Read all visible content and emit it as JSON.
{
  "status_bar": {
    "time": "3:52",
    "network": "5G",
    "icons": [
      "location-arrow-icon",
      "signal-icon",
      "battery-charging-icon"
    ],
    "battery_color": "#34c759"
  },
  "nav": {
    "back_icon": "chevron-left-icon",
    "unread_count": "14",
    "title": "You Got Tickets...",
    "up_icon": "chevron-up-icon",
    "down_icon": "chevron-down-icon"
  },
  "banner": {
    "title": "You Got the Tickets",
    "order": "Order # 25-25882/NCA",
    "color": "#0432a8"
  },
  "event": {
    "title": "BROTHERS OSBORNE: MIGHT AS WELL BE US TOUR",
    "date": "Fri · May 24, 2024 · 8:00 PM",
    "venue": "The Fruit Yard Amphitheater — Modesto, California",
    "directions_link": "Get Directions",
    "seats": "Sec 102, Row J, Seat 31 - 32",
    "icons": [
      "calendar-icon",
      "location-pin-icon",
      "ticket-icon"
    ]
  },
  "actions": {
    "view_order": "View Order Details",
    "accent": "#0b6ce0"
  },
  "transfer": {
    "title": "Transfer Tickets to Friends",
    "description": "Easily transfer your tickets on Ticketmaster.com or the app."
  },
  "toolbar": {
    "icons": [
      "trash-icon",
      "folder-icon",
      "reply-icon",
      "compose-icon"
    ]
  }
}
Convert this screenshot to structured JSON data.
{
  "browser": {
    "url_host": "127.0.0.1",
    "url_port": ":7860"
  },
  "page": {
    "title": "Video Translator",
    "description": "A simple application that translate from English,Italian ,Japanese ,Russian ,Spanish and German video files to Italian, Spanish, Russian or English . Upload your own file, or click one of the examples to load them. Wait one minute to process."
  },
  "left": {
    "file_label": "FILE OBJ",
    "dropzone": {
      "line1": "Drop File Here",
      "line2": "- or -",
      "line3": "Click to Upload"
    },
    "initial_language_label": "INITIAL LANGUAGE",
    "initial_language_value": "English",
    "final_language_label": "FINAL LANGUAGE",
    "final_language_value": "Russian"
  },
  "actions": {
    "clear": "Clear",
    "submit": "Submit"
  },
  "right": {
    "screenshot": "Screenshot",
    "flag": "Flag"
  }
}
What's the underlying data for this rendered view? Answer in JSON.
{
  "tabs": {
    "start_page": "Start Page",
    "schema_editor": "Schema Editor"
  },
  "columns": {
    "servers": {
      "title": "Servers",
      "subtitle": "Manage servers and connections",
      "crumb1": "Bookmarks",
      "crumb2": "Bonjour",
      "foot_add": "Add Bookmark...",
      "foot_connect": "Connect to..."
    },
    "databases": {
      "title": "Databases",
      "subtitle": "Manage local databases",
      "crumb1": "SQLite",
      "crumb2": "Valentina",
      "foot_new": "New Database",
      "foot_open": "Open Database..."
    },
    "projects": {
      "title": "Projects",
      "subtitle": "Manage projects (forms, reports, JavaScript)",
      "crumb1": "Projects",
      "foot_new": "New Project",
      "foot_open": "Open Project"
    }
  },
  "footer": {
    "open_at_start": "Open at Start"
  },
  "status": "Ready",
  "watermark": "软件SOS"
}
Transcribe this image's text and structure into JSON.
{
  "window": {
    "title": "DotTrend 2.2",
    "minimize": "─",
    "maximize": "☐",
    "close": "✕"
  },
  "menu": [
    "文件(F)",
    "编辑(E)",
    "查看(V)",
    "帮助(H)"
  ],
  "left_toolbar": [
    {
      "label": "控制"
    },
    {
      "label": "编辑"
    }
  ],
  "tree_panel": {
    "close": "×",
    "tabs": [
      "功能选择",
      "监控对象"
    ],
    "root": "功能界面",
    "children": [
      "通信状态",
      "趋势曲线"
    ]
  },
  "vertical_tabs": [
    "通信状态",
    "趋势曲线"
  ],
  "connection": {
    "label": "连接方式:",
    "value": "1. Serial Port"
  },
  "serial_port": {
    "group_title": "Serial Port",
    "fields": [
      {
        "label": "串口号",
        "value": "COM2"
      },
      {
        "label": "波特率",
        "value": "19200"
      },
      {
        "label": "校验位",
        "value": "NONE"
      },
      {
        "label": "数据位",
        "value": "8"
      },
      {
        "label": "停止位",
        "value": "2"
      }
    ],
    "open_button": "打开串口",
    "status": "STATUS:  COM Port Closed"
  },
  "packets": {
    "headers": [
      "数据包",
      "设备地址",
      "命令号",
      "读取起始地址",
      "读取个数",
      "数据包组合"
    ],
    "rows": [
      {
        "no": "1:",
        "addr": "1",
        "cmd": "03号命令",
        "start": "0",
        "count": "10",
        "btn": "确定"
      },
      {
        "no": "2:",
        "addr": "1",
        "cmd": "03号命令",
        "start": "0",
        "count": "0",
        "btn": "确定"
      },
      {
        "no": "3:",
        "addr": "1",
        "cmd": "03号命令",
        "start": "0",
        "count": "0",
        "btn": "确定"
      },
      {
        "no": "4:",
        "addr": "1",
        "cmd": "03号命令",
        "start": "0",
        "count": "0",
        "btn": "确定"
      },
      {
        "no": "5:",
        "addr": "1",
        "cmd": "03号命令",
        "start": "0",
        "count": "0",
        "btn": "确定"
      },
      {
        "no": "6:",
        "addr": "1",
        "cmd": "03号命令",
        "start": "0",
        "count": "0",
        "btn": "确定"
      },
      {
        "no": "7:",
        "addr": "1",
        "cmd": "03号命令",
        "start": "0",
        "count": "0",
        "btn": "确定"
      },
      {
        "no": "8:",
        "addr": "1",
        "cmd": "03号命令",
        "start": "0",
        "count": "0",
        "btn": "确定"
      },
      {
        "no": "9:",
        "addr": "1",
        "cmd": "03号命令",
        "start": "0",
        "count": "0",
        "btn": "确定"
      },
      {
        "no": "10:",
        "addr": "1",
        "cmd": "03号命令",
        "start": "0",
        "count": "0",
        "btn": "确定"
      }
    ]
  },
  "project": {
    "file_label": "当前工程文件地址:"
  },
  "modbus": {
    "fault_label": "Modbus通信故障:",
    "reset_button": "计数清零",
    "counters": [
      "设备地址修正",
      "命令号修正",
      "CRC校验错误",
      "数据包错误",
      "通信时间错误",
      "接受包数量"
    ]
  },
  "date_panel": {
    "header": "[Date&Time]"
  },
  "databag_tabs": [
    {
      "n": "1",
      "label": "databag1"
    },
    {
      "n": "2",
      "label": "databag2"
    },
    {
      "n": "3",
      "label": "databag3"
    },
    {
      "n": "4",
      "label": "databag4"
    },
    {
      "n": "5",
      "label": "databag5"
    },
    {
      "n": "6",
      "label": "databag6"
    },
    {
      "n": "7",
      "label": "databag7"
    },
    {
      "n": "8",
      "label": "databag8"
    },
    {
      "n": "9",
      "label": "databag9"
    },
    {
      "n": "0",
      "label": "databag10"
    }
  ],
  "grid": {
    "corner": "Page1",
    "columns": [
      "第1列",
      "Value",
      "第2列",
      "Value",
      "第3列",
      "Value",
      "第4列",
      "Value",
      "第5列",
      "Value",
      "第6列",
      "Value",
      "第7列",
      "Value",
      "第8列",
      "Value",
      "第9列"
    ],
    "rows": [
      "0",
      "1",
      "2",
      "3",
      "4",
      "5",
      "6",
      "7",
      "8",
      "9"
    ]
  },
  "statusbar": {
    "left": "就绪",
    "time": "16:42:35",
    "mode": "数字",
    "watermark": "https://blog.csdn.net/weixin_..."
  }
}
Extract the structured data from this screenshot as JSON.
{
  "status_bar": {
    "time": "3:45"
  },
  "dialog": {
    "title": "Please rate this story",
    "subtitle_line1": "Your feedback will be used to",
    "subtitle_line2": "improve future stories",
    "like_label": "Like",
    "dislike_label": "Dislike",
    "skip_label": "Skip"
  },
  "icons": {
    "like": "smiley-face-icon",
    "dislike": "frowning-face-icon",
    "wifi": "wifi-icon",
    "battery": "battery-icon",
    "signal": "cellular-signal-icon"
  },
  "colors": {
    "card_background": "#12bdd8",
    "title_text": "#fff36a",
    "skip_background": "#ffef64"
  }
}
┄┄┄┄┄┄┄┄┄┄┄┄┄┄┄┄┄┄┄┄
> DIRECTIONS FOR THIS TASK
Copy every line from the entries that contains the word "Russian".

> RESPONSE TO THIS TASK
    "description": "A simple application that translate from English,Italian ,Japanese ,Russian ,Spanish and German video files to Italian, Spanish, Russian or English . Upload your own file, or click one of the examples to load them. Wait one minute to process."
    "final_language_value": "Russian"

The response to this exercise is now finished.